In the listing below, find every line with the string "title" and pull it out.

* Start *

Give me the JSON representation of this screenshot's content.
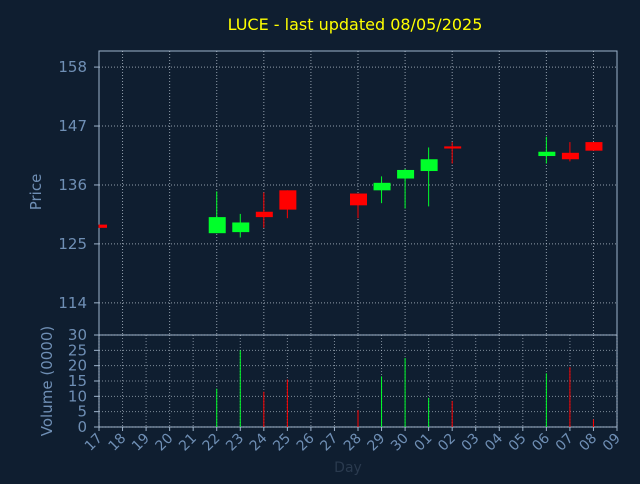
{
  "title": "LUCE - last updated 08/05/2025",
  "colors": {
    "background": "#0f1e30",
    "frame": "#9eb4cc",
    "grid": "#c8d4e0",
    "title": "#ffff00",
    "axis_text": "#6f8fb5",
    "up": "#00ff2a",
    "down": "#ff0000"
  },
  "chart_data": [
    {
      "type": "candlestick",
      "ylabel": "Price",
      "ylim": [
        108,
        161
      ],
      "yticks": [
        114,
        125,
        136,
        147,
        158
      ],
      "grid": true,
      "candles": [
        {
          "x": "17",
          "open": 128.6,
          "close": 128.0,
          "high": 128.6,
          "low": 128.0
        },
        {
          "x": "22",
          "open": 127.0,
          "close": 130.0,
          "high": 134.8,
          "low": 127.0
        },
        {
          "x": "23",
          "open": 127.2,
          "close": 129.0,
          "high": 130.6,
          "low": 126.2
        },
        {
          "x": "24",
          "open": 131.0,
          "close": 130.0,
          "high": 134.6,
          "low": 128.0
        },
        {
          "x": "25",
          "open": 135.0,
          "close": 131.4,
          "high": 135.0,
          "low": 129.8
        },
        {
          "x": "28",
          "open": 134.4,
          "close": 132.2,
          "high": 134.4,
          "low": 129.8
        },
        {
          "x": "29",
          "open": 135.0,
          "close": 136.4,
          "high": 137.6,
          "low": 132.6
        },
        {
          "x": "30",
          "open": 137.2,
          "close": 138.8,
          "high": 139.0,
          "low": 131.6
        },
        {
          "x": "01",
          "open": 138.6,
          "close": 140.8,
          "high": 143.0,
          "low": 132.0
        },
        {
          "x": "02",
          "open": 143.2,
          "close": 142.8,
          "high": 144.0,
          "low": 140.0
        },
        {
          "x": "06",
          "open": 141.4,
          "close": 142.2,
          "high": 145.0,
          "low": 140.0
        },
        {
          "x": "07",
          "open": 142.0,
          "close": 140.8,
          "high": 144.0,
          "low": 140.4
        },
        {
          "x": "08",
          "open": 144.0,
          "close": 142.4,
          "high": 144.0,
          "low": 142.4
        }
      ]
    },
    {
      "type": "bar",
      "ylabel": "Volume (0000)",
      "xlabel": "Day",
      "ylim": [
        0,
        30
      ],
      "yticks": [
        0,
        5,
        10,
        15,
        20,
        25,
        30
      ],
      "grid": true,
      "categories": [
        "17",
        "18",
        "19",
        "20",
        "21",
        "22",
        "23",
        "24",
        "25",
        "26",
        "27",
        "28",
        "29",
        "30",
        "01",
        "02",
        "03",
        "04",
        "05",
        "06",
        "07",
        "08",
        "09"
      ],
      "bars": [
        {
          "x": "22",
          "value": 12.5,
          "direction": "up"
        },
        {
          "x": "23",
          "value": 25.0,
          "direction": "up"
        },
        {
          "x": "24",
          "value": 11.5,
          "direction": "down"
        },
        {
          "x": "25",
          "value": 15.5,
          "direction": "down"
        },
        {
          "x": "28",
          "value": 5.5,
          "direction": "down"
        },
        {
          "x": "29",
          "value": 16.5,
          "direction": "up"
        },
        {
          "x": "30",
          "value": 22.5,
          "direction": "up"
        },
        {
          "x": "01",
          "value": 9.5,
          "direction": "up"
        },
        {
          "x": "02",
          "value": 8.5,
          "direction": "down"
        },
        {
          "x": "06",
          "value": 17.5,
          "direction": "up"
        },
        {
          "x": "07",
          "value": 19.5,
          "direction": "down"
        },
        {
          "x": "08",
          "value": 2.5,
          "direction": "down"
        }
      ]
    }
  ]
}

* End *

◆ THE COMPLETED TASK:
  "title": "LUCE - last updated 08/05/2025",
    "title": "#ffff00",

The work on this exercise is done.